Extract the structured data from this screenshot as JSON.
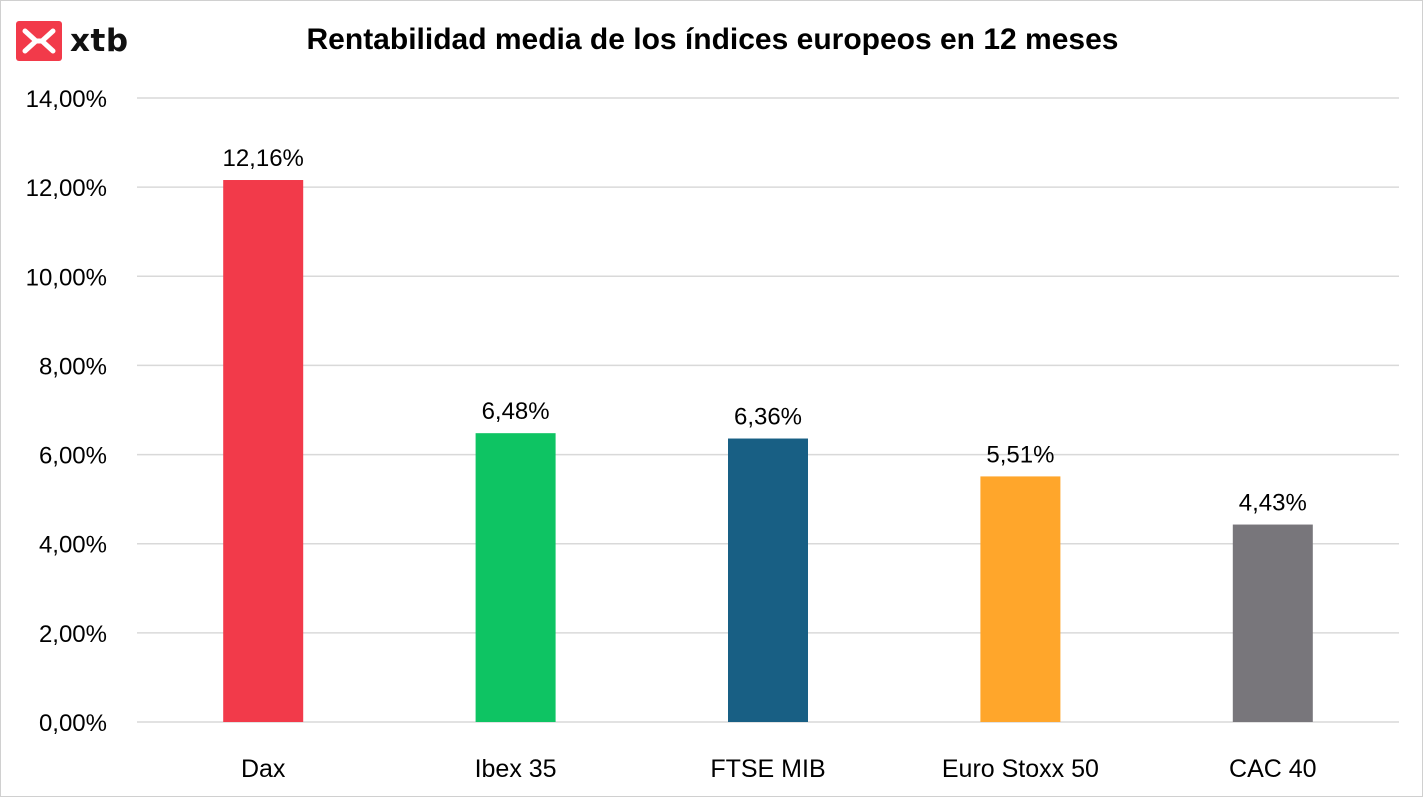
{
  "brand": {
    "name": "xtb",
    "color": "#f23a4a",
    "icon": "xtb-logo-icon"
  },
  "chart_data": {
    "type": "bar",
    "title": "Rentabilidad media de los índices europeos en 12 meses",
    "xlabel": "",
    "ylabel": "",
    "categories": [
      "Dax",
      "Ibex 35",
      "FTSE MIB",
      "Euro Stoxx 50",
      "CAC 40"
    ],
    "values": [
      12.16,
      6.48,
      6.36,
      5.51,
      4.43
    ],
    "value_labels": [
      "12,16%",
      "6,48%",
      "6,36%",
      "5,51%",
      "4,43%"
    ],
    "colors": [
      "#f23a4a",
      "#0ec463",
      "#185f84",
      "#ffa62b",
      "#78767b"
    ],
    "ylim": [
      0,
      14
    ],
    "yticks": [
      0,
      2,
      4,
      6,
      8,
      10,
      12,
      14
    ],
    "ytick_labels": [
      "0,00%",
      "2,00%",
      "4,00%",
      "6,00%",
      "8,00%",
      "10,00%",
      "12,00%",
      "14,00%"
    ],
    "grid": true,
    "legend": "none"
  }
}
============================================================
Given problem
Reproduce the material in full, word for word, and omit the pictures.

Output of the exercise
Extract the structured data from this screenshot as JSON.
{
  "brand": {
    "name": "xtb",
    "color": "#f23a4a",
    "icon": "xtb-logo-icon"
  },
  "chart_data": {
    "type": "bar",
    "title": "Rentabilidad media de los índices europeos en 12 meses",
    "xlabel": "",
    "ylabel": "",
    "categories": [
      "Dax",
      "Ibex 35",
      "FTSE MIB",
      "Euro Stoxx 50",
      "CAC 40"
    ],
    "values": [
      12.16,
      6.48,
      6.36,
      5.51,
      4.43
    ],
    "value_labels": [
      "12,16%",
      "6,48%",
      "6,36%",
      "5,51%",
      "4,43%"
    ],
    "colors": [
      "#f23a4a",
      "#0ec463",
      "#185f84",
      "#ffa62b",
      "#78767b"
    ],
    "ylim": [
      0,
      14
    ],
    "yticks": [
      0,
      2,
      4,
      6,
      8,
      10,
      12,
      14
    ],
    "ytick_labels": [
      "0,00%",
      "2,00%",
      "4,00%",
      "6,00%",
      "8,00%",
      "10,00%",
      "12,00%",
      "14,00%"
    ],
    "grid": true,
    "legend": "none"
  }
}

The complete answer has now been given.